===== Information given

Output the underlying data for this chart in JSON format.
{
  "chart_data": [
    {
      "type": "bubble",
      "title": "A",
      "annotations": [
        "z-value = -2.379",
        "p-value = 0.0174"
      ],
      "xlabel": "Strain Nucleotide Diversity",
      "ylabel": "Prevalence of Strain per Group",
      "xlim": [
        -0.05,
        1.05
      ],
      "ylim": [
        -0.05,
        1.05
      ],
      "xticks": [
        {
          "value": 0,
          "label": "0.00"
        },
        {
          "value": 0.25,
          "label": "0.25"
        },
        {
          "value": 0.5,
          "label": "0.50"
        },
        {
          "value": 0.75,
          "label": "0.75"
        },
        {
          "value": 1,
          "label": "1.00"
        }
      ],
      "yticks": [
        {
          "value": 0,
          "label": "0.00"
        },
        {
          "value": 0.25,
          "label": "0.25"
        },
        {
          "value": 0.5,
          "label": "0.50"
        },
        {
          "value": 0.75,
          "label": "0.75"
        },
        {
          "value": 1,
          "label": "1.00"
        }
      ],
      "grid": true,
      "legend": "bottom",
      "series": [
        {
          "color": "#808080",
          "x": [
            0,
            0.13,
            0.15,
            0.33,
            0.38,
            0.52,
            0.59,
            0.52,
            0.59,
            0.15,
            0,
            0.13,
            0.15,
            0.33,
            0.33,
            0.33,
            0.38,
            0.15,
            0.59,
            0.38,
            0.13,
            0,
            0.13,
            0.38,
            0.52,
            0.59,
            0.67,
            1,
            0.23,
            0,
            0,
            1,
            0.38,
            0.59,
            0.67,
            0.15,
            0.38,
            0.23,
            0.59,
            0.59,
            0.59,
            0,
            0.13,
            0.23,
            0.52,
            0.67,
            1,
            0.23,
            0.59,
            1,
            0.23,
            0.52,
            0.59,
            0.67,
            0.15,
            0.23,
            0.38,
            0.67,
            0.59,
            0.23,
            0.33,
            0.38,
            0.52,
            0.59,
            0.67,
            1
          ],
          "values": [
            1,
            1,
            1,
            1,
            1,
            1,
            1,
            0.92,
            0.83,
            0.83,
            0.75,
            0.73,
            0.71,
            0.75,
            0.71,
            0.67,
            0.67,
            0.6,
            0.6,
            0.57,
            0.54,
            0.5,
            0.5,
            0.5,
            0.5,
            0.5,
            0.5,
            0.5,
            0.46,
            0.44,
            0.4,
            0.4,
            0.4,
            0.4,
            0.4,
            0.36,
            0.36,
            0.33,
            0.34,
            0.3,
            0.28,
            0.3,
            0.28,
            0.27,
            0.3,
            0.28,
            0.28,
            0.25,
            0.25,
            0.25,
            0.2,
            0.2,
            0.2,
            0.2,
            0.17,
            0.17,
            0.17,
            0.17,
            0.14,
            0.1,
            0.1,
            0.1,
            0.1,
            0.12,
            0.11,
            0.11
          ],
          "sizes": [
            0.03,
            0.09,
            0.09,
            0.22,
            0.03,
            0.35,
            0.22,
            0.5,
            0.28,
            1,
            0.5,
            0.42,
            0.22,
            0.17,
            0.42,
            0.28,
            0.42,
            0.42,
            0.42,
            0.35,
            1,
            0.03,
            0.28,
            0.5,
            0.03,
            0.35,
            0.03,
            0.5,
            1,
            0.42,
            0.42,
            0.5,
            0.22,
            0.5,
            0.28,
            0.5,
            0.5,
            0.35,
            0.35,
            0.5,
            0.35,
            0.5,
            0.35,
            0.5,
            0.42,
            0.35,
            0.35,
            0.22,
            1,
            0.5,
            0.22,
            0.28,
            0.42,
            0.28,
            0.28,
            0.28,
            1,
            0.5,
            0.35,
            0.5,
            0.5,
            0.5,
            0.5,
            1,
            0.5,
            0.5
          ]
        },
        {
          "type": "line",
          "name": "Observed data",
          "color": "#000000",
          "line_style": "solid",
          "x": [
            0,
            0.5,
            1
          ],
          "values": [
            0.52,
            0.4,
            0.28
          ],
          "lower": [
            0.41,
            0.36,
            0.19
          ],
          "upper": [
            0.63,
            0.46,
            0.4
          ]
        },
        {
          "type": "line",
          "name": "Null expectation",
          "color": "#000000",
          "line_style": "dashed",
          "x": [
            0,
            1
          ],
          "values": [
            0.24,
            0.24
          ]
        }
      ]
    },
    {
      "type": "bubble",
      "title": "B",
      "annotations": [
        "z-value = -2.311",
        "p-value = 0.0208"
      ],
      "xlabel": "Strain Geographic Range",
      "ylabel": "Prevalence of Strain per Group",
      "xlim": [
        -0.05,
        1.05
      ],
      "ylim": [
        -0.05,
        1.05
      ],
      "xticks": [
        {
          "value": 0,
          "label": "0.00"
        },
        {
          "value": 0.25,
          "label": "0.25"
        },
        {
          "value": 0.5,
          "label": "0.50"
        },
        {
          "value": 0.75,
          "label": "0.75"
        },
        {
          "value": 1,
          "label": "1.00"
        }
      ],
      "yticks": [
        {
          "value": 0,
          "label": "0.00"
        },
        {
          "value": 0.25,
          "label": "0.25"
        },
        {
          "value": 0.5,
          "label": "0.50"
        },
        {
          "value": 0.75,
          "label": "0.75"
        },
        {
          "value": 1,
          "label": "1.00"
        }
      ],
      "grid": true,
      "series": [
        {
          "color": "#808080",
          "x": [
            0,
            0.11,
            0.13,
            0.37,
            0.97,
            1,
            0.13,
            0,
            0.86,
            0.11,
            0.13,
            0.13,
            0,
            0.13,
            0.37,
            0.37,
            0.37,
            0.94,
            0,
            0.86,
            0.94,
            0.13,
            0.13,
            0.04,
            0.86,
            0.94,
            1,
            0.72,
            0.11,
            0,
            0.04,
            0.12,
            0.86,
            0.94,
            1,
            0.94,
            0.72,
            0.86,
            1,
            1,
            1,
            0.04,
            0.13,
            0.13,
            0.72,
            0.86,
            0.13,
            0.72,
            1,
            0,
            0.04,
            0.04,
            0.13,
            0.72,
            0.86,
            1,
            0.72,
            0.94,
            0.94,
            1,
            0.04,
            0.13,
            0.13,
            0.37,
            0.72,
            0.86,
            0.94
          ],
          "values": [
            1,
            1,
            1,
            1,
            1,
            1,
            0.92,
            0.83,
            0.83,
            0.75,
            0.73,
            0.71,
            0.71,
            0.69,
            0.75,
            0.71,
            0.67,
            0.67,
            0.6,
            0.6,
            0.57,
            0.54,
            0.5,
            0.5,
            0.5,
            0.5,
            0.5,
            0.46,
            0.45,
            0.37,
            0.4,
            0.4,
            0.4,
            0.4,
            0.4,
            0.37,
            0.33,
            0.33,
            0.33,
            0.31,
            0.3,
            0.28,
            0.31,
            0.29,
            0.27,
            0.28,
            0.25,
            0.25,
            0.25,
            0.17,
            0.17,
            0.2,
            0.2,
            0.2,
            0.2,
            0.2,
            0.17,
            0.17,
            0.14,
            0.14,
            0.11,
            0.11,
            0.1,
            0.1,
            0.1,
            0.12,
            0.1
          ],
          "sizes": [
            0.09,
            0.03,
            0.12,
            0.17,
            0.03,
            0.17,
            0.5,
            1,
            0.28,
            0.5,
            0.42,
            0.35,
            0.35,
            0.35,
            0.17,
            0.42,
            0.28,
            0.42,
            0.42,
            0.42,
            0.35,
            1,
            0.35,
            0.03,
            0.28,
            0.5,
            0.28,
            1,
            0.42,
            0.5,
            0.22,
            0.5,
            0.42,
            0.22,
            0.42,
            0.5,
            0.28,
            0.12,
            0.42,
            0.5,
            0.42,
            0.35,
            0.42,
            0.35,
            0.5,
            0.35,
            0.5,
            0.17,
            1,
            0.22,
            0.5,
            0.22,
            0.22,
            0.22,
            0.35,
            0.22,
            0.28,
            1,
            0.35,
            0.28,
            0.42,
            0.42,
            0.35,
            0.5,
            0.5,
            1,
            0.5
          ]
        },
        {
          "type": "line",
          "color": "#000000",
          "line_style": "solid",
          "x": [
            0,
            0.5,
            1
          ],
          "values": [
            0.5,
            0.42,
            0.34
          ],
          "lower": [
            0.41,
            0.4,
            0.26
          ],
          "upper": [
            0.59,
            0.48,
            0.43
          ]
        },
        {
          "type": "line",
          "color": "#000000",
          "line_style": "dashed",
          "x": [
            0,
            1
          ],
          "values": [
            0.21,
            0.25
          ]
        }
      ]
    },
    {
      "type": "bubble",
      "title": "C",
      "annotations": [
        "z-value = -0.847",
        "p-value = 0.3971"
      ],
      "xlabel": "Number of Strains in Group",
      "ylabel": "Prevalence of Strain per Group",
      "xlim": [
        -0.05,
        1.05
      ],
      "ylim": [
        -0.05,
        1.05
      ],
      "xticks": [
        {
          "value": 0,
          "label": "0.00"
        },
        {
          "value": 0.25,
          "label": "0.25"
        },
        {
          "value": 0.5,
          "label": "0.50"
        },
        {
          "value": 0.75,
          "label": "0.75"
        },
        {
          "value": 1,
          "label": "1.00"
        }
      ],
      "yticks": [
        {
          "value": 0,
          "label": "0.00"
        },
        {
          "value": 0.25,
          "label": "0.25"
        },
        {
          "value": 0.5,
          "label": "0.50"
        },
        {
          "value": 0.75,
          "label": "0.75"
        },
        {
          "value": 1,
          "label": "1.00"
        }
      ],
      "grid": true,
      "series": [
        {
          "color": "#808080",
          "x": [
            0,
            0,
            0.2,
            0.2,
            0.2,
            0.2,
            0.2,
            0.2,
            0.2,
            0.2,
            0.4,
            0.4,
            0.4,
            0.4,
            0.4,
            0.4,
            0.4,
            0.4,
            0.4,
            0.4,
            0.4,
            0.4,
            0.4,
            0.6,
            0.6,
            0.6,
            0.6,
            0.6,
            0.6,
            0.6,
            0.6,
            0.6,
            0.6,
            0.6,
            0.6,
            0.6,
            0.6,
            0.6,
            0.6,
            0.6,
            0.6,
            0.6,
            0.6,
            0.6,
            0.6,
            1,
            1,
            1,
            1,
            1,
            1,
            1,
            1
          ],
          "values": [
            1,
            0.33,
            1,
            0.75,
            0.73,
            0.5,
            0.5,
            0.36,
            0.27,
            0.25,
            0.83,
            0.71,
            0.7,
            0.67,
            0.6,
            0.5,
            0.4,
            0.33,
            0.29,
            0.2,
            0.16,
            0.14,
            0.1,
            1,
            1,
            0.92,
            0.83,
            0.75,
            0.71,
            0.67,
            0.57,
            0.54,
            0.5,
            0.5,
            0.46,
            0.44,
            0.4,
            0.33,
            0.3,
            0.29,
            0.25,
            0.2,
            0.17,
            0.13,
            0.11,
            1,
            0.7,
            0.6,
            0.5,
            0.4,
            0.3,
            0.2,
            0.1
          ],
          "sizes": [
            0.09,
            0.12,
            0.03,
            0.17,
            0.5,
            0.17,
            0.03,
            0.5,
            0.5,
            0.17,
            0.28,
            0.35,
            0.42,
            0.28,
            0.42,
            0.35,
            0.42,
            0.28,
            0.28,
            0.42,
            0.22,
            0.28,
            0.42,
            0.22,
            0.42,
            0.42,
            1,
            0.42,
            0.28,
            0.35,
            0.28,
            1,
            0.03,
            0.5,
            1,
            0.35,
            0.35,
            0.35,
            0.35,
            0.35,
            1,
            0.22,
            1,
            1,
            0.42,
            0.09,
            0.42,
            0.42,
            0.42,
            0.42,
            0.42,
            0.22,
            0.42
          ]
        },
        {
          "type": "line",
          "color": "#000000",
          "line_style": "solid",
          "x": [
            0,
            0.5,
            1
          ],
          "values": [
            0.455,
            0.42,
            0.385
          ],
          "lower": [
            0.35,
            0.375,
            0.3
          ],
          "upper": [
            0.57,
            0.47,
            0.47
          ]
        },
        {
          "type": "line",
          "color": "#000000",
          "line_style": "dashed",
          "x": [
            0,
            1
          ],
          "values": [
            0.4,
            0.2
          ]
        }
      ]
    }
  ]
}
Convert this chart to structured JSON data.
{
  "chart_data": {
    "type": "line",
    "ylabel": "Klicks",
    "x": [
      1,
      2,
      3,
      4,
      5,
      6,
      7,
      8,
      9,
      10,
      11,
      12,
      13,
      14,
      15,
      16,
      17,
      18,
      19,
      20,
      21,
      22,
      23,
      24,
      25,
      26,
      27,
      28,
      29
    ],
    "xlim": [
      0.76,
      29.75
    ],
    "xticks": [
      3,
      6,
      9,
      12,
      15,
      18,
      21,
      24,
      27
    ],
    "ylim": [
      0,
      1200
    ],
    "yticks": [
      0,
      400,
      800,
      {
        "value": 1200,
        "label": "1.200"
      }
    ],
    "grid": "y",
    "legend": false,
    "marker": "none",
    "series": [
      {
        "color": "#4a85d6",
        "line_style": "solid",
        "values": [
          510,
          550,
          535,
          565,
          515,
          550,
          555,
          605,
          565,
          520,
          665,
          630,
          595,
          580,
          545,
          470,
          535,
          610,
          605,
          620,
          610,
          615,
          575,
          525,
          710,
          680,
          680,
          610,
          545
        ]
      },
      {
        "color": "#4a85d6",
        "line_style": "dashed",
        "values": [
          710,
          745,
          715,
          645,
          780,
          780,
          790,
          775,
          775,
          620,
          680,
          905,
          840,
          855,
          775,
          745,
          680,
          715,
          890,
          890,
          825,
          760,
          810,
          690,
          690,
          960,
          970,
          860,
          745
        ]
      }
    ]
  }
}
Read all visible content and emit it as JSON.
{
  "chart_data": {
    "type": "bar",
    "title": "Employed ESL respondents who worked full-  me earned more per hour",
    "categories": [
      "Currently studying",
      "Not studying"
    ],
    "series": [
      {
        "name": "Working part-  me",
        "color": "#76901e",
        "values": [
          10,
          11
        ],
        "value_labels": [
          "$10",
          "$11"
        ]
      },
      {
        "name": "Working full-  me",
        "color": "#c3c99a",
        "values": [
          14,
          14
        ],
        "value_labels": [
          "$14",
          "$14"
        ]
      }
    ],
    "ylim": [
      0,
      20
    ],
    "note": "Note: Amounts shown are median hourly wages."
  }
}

==========

▸ **Written request**
Give the lines from the one containing "Read all visible content and emit it as JSON." through the end of the entries again, exactly as written and with no other lines.

▸ **Result**
Read all visible content and emit it as JSON.
{
  "chart_data": {
    "type": "bar",
    "title": "Employed ESL respondents who worked full-  me earned more per hour",
    "categories": [
      "Currently studying",
      "Not studying"
    ],
    "series": [
      {
        "name": "Working part-  me",
        "color": "#76901e",
        "values": [
          10,
          11
        ],
        "value_labels": [
          "$10",
          "$11"
        ]
      },
      {
        "name": "Working full-  me",
        "color": "#c3c99a",
        "values": [
          14,
          14
        ],
        "value_labels": [
          "$14",
          "$14"
        ]
      }
    ],
    "ylim": [
      0,
      20
    ],
    "note": "Note: Amounts shown are median hourly wages."
  }
}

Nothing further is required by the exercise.